> [PROVIDED INFORMATION]:

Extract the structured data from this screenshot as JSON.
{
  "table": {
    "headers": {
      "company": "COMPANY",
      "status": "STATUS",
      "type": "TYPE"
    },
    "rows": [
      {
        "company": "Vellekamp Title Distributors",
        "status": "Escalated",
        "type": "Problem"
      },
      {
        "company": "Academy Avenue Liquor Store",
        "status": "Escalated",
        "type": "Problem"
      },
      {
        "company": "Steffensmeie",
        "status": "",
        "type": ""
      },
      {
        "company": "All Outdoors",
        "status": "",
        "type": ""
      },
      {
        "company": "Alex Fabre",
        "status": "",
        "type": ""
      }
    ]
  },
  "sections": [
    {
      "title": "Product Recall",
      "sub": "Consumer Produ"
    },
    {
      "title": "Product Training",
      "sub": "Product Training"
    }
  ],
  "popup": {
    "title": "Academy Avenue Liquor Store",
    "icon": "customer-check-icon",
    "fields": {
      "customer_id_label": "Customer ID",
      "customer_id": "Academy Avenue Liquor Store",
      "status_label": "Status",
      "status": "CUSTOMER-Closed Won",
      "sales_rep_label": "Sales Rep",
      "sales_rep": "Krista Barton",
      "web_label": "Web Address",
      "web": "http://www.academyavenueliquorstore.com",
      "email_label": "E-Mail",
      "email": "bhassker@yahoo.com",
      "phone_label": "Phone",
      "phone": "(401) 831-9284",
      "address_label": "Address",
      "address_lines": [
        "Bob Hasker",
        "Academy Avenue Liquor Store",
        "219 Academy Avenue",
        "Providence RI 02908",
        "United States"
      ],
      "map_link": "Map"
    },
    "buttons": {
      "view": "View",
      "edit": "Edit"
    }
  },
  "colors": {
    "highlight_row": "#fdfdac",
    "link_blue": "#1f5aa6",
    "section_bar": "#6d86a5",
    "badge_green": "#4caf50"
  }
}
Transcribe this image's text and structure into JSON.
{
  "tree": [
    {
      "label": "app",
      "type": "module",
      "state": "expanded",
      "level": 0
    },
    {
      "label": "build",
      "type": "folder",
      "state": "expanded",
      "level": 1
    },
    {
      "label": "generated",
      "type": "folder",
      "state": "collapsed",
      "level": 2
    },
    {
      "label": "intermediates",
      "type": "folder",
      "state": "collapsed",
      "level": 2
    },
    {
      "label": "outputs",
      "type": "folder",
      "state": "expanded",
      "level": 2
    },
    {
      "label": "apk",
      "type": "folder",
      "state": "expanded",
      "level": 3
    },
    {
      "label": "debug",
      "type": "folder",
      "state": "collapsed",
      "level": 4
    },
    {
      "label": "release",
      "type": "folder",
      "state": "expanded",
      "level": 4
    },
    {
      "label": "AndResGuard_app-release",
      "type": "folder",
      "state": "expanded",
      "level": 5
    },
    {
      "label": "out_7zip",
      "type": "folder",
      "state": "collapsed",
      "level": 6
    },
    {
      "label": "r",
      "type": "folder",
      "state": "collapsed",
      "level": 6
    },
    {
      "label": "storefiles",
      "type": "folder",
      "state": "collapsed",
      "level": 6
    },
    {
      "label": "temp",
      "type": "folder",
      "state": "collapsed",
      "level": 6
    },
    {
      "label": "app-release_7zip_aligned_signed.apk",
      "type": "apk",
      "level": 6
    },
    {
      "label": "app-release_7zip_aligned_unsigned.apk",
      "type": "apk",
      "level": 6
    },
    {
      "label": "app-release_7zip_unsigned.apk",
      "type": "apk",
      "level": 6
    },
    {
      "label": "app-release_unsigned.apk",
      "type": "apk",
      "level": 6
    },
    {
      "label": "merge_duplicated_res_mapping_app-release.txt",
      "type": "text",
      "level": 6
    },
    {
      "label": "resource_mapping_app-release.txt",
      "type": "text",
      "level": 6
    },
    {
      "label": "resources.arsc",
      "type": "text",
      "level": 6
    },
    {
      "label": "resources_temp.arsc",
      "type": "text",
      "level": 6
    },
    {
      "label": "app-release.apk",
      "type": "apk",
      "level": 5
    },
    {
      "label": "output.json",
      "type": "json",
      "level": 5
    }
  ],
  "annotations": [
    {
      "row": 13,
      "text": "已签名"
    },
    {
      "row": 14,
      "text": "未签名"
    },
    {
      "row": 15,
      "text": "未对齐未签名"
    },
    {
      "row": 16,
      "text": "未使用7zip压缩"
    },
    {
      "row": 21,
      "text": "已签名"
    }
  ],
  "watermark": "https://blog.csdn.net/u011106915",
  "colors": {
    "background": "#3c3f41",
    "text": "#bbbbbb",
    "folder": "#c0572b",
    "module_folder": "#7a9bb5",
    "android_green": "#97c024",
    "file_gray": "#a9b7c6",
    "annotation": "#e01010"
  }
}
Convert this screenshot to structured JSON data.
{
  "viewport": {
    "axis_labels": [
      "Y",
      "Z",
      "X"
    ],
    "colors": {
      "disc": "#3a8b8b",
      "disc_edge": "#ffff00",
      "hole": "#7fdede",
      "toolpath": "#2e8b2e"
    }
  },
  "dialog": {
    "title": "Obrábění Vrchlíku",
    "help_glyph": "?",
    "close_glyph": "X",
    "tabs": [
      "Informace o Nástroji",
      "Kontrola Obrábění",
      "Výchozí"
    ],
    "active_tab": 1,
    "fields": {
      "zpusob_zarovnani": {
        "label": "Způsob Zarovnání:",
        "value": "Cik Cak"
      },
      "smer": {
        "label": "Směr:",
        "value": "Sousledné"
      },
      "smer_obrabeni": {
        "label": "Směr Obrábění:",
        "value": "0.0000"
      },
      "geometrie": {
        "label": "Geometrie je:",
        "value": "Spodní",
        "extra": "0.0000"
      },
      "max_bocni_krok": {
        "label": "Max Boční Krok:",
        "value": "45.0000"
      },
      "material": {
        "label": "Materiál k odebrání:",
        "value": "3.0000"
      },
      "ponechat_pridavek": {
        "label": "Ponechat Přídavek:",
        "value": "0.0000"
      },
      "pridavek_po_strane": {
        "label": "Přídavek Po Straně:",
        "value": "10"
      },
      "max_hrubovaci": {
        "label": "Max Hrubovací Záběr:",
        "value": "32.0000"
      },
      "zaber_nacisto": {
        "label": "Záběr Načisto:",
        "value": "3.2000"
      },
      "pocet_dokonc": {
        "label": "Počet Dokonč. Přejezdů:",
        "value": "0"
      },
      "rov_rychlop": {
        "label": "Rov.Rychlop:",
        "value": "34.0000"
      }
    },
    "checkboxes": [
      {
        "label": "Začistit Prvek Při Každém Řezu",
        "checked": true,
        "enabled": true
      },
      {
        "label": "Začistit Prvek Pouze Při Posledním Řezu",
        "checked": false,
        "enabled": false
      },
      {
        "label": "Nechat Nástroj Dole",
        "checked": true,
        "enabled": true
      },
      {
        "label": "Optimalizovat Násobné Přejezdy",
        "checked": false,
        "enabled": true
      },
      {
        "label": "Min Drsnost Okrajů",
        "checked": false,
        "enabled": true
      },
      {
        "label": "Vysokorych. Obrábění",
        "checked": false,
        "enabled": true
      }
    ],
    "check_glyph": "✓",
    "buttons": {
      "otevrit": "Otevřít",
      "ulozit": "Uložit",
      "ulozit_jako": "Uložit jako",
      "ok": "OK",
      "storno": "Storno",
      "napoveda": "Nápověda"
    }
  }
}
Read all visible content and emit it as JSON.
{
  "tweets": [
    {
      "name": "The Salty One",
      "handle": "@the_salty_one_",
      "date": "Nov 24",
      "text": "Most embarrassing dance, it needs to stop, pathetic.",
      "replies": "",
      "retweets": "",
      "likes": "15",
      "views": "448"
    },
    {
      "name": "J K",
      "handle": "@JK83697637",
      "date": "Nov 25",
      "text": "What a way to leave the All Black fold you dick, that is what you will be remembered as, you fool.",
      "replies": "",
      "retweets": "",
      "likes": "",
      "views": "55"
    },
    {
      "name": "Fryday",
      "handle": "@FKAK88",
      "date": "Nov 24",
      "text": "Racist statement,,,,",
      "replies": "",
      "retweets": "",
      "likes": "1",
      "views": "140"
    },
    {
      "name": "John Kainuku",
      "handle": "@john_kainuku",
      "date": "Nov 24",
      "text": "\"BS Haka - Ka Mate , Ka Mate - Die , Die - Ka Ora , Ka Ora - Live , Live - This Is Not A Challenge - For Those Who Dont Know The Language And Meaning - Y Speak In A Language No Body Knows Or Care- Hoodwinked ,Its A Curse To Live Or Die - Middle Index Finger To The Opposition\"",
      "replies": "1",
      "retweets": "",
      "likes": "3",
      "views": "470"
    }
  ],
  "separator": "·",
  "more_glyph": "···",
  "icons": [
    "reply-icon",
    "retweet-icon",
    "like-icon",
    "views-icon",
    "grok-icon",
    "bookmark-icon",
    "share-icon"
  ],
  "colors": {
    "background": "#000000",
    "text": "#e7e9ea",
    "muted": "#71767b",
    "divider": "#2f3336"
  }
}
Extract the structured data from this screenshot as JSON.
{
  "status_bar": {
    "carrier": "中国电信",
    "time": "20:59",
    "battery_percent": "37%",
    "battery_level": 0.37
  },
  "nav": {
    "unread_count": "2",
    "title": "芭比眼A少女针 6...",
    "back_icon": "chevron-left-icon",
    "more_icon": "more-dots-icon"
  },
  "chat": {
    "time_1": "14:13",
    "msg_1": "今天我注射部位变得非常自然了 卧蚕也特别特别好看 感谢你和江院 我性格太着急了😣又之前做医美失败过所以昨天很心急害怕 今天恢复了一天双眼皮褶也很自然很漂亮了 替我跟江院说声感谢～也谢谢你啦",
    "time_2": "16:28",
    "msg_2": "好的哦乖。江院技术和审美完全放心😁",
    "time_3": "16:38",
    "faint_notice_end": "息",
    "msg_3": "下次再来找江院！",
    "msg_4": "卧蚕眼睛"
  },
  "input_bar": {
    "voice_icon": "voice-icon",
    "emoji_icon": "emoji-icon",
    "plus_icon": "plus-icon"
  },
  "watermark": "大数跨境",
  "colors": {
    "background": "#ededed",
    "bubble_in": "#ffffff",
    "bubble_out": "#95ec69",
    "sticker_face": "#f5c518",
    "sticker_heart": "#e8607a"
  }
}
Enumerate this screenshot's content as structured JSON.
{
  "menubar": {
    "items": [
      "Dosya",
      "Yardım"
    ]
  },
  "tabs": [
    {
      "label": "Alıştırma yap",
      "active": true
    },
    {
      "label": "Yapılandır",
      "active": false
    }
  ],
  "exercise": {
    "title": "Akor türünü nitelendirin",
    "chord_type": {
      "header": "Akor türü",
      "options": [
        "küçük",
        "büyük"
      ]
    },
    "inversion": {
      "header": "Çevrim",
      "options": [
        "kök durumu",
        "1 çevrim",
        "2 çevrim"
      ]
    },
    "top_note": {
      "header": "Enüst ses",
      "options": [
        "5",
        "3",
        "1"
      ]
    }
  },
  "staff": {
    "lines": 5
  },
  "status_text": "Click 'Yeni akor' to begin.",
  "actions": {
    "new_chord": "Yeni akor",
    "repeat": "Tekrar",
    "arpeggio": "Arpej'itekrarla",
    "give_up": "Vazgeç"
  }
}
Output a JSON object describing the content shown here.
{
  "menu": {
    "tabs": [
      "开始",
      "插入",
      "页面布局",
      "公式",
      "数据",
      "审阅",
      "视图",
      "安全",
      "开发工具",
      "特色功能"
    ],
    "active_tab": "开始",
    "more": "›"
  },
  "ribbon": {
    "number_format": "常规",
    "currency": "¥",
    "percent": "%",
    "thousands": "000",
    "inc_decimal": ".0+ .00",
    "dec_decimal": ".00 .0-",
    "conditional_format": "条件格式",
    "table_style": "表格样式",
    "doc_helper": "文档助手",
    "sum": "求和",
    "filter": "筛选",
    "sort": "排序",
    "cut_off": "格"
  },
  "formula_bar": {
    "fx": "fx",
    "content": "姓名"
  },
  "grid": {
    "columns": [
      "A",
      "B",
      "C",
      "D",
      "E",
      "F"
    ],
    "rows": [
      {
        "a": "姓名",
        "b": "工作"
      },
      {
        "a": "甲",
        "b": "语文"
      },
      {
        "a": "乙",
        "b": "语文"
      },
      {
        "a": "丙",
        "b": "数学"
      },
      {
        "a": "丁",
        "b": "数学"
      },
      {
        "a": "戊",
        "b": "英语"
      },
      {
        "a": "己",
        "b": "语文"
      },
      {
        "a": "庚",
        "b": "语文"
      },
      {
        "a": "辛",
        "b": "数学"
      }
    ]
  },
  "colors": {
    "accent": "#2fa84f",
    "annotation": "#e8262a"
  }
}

> [PROBLEM TO WORK ON]: Work out how many lines of the listing above include the word "screenshot". Report only the number.

> [FULL ANSWER]: 4